## EXTRACTO SELECCIONADO:
....

Beatriz Sarlo: “Sé leer de un solo modo: leo todo, también la política, como aprendí a leer la literatura”
Publicada en Cultura el 10 de enero
El encuentro empieza de la mejor manera, o por lo menos de una manera muy significativa: con el tenis. "¿Leíste la nota sobre Federer que salió en LA NACION?" Beatriz Sarlo se refiere al artículo de Sebastián Torok sobre la pervivencia del suizo en la competencia de alto rendimiento. Estamos de acuerdo en que todo pasa por el juego de piernas, comparable al de un bailarín clásico. "Algunos dicen que estudió ballet de chico. ¿Será cierto?" Sarlo conoce bien el tema. Juega regularmente en Ferro y es una espectadora impenitente de los torneos, durante los que sufre en especial los partidos justamente de Federer . Tiene también teorías que podrían merecer atención; sobre todo, cómo limitar el dominio de los grandes sacadores. "Hay que poner un solo saque. Eso obligará a los jugadores a ser más cuidadosos."
Pero, ¿por qué Sarlo, que escribió sobre tantas cosas, no escribió nunca sobre eso que la apasiona y ocupa varias horas de su tiempo? Bueno, porque nadie se lo pidió, y también por modestia frente a las columnas del crítico de cine Serge Daney, reunidas en el volumen L’Amateur de tennis. Sarlo cree que para ver un partido de tenis "hay que ver particularidades". Nadie las vería mejor que ella. Sin embargo, se rinde ante el modelo. "Lo que me parece extraordinario del libro de Daney, para entender cómo se hacía periodismo en la década de 1980 y cómo se hace ahora, es que salvo Roland Garros todos los partidos que comentaba los veía por televisión. Es inigualable: una mezcla de retrato psicológico y retrato deportivo. La forma explícita con la que expone sus simpatías y sus antipatías, y adjetivadas. Hoy sería casi impensable: uno no podría adjetivar a un jugador de la manera en la que Daney adjetiva a los jugadores con los que no simpatiza, por ejemplo, Vilas ."
–Pero eso es más amplio, me parece. Salvo en la política, nadie adjetiva. En la crítica literaria no se adjetiva, ¿o sí?
–Casi nada. Ahí pasaron dos cosas. La primera fueron las consecuencias no previstas ni queridas de la tecnificación de la crítica, que abarca mi generación y también la tuya. La tecnificación fue por vía semiológica, por vía semántica y por varias vías más. Esa tecnificación enseñó a desconfiar del adjetivo porque enseñaba a desconfiar de la valoración y porque enseñaba a desconfiar del sujeto. Ni el texto tenía un autor, sino que "se" escribía, ni la crítica podía reproducir algo que había expulsado de la literatura.

....

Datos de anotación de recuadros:
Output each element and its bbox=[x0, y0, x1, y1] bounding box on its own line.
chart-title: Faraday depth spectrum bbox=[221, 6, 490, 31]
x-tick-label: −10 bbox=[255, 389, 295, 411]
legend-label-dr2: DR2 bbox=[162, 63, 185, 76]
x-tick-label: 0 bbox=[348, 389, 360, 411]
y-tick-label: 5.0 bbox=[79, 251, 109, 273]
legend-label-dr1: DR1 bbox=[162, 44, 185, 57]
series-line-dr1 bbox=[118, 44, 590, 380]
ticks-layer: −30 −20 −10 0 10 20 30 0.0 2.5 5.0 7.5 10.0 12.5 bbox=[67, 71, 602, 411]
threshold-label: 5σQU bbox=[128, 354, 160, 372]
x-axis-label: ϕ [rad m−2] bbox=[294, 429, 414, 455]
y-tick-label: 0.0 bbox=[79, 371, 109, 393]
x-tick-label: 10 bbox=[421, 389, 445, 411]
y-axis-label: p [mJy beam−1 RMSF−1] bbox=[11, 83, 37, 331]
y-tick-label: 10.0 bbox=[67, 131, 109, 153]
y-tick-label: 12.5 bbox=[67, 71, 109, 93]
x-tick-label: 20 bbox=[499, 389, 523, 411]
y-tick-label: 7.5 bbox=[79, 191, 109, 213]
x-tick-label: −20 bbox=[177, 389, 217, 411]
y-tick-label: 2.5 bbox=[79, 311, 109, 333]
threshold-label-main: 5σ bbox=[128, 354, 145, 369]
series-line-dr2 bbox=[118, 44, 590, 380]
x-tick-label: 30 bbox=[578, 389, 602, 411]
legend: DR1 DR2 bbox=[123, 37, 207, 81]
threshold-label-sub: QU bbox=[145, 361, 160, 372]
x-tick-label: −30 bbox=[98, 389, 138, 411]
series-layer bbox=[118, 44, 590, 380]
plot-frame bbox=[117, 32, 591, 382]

....

## TAREAS PENDIENTES:
[1] Según la entrevista con Beatriz Sarlo, ¿en qué club juega ella regularmente al tenis?
[2] Enumere todas las personas mencionadas por su nombre en la entrevista con Beatriz Sarlo.
[3] Traduzca al inglés la siguiente oración de la entrevista con Beatriz Sarlo: "Esa tecnificación enseñó a desconfiar del adjetivo porque enseñaba a desconfiar de la valoración y porque enseñaba a desconfiar del sujeto."

## LISTA DE RESPUESTAS:
[1] En Ferro.

[2] Beatriz Sarlo, Federer, Sebastián Torok, Serge Daney y Vilas.

[3] That technicalization taught people to distrust the adjective because it taught them to distrust evaluation and because it taught them to distrust the subject.